(Excerpt from a dataset)
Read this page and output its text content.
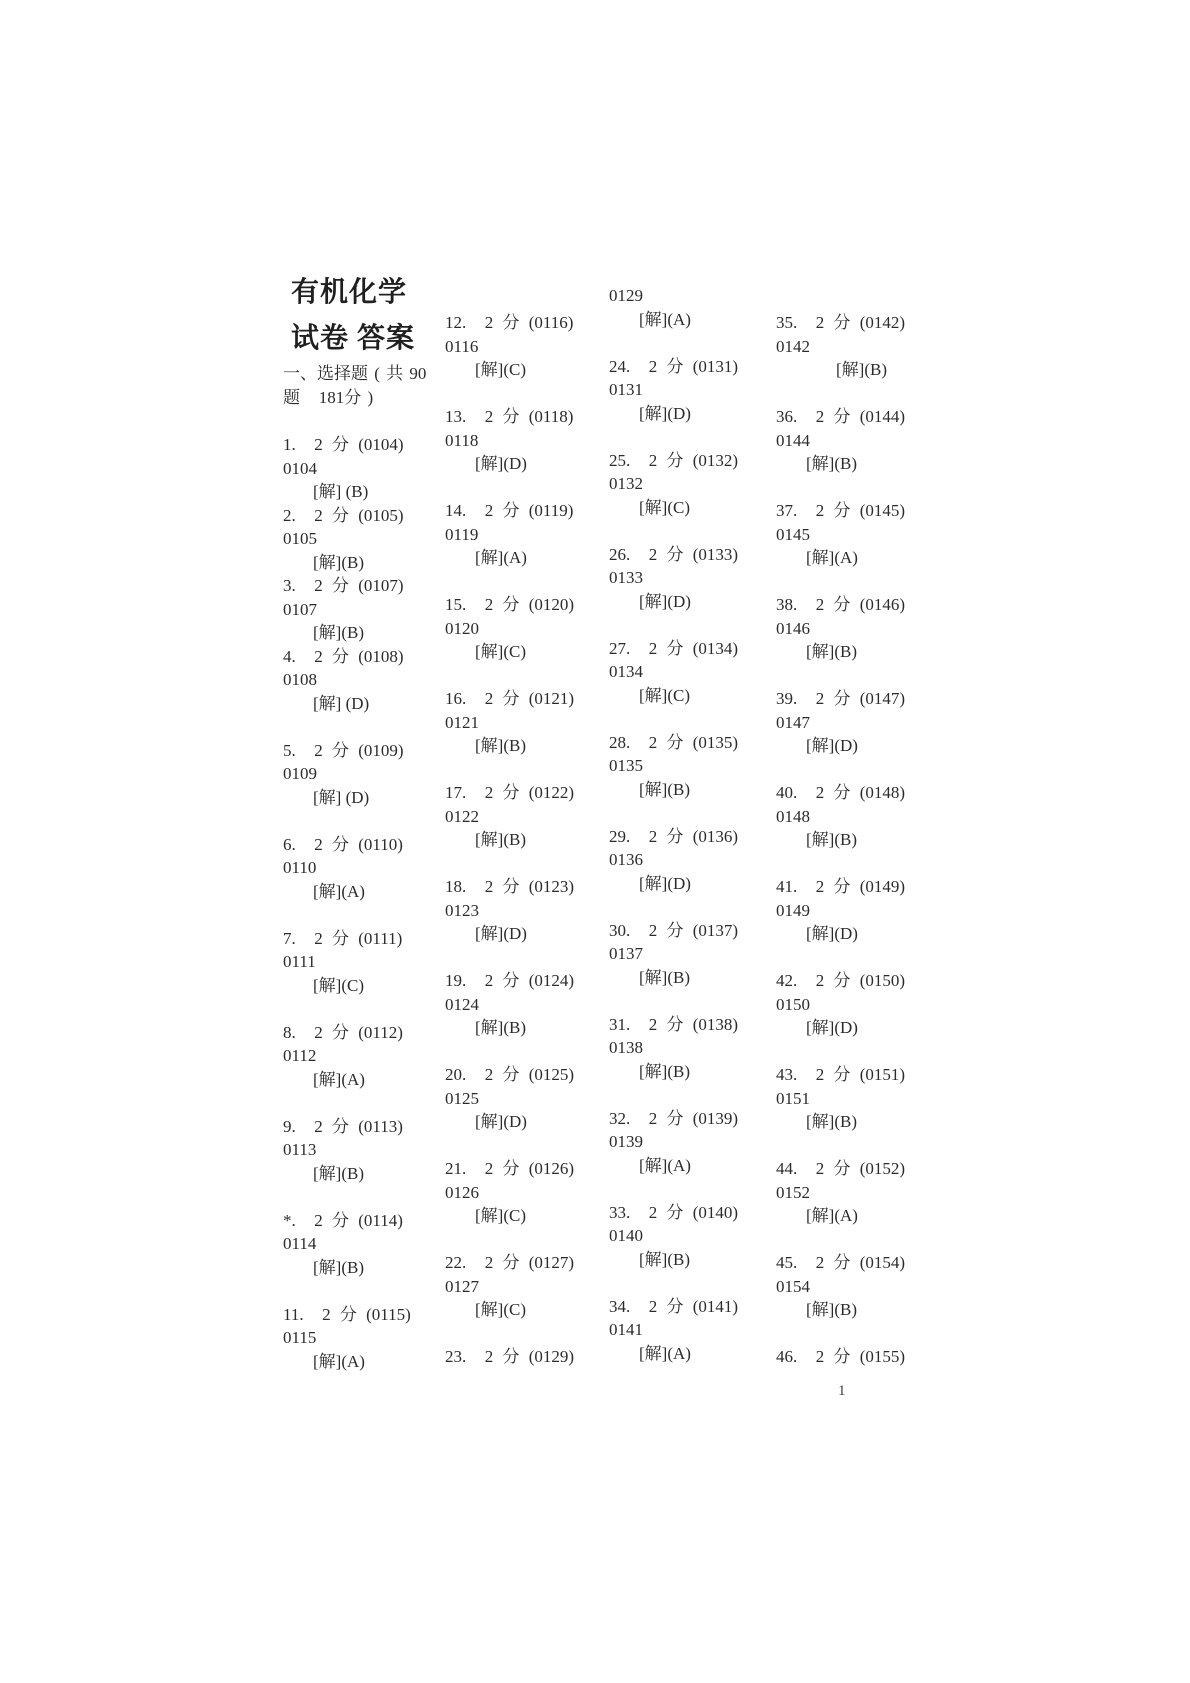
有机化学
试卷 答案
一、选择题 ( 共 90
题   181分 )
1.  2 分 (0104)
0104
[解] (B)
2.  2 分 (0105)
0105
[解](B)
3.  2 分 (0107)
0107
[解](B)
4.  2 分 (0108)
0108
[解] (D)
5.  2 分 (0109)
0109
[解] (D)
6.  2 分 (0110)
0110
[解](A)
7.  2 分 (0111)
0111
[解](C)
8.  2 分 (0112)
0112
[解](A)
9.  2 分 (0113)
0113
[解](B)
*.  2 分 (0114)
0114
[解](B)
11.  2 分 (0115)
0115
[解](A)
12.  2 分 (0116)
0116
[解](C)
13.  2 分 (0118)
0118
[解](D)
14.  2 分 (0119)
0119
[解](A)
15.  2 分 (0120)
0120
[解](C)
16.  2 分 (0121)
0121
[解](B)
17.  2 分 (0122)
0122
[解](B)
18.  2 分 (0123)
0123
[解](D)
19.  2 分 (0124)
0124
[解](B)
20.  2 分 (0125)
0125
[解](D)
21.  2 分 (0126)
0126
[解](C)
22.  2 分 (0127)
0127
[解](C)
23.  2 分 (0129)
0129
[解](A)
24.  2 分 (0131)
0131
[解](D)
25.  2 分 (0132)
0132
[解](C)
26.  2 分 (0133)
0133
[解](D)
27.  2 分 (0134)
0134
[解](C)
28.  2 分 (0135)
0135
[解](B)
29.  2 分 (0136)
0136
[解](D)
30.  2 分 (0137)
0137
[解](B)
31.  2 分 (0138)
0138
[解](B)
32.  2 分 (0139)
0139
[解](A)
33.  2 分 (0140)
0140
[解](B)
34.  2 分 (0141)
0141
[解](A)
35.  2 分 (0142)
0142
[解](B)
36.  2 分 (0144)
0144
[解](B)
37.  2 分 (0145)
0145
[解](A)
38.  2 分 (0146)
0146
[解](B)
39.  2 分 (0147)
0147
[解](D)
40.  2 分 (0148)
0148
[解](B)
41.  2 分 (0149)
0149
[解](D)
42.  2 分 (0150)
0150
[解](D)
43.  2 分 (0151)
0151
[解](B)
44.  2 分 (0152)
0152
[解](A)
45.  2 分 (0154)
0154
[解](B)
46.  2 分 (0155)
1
...
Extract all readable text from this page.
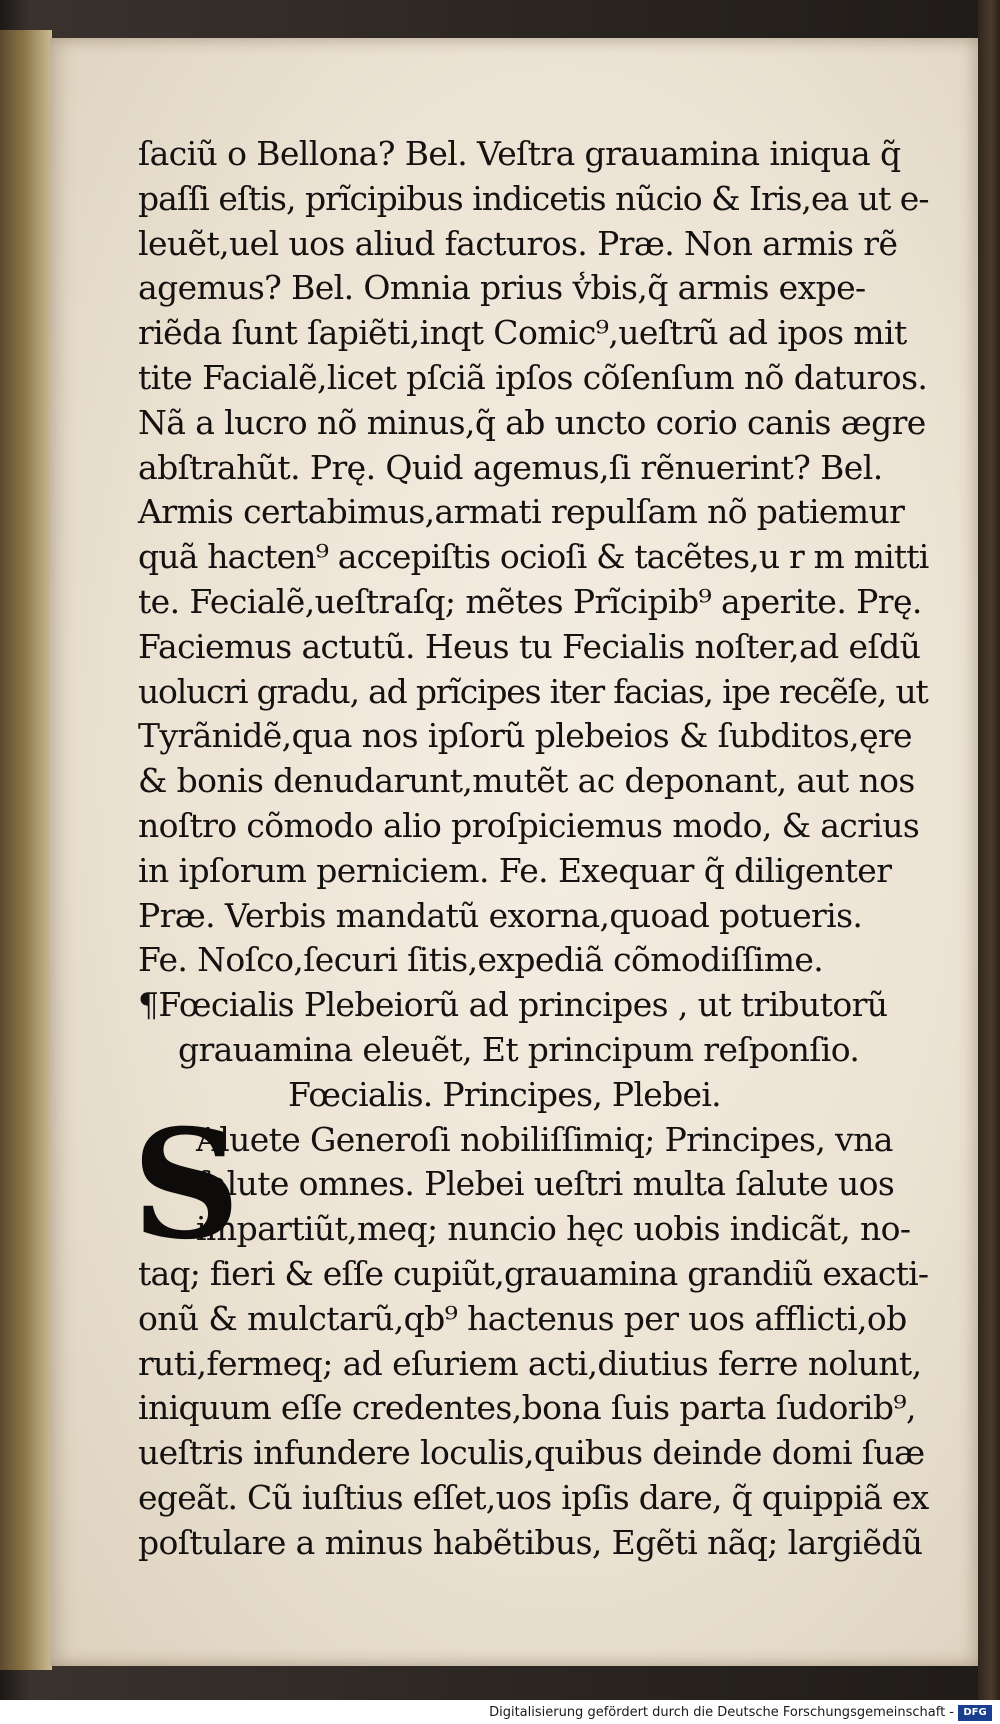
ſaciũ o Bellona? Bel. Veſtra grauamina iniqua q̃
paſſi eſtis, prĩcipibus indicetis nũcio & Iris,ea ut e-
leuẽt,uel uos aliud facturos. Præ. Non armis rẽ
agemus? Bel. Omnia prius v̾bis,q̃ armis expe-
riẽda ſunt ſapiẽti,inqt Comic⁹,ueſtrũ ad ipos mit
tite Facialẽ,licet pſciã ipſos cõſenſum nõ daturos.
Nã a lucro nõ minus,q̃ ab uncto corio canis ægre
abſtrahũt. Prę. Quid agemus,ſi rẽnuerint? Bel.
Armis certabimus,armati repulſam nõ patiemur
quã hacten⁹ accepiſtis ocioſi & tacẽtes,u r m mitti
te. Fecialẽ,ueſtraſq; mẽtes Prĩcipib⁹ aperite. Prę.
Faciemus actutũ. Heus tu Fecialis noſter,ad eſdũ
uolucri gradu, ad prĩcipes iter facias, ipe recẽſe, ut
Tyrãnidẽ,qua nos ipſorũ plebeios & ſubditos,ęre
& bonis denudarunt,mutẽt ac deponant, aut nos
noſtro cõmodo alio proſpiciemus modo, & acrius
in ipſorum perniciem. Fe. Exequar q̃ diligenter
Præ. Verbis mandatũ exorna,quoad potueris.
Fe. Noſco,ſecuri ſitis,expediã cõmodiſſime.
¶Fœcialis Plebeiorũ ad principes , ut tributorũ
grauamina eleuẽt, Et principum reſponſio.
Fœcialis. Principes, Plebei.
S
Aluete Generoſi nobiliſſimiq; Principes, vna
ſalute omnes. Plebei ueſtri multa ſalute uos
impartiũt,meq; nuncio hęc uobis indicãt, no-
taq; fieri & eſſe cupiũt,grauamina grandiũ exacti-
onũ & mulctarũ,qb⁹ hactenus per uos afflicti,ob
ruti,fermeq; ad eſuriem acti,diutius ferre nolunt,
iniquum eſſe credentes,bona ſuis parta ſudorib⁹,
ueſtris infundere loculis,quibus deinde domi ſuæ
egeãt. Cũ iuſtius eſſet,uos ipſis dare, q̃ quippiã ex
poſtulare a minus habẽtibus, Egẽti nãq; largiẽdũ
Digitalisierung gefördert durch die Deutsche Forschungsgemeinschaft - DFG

→ Given task: Show all lines in the entries above where the word "Fœcialis" appears.

→ Answer:
¶Fœcialis Plebeiorũ ad principes , ut tributorũ
Fœcialis. Principes, Plebei.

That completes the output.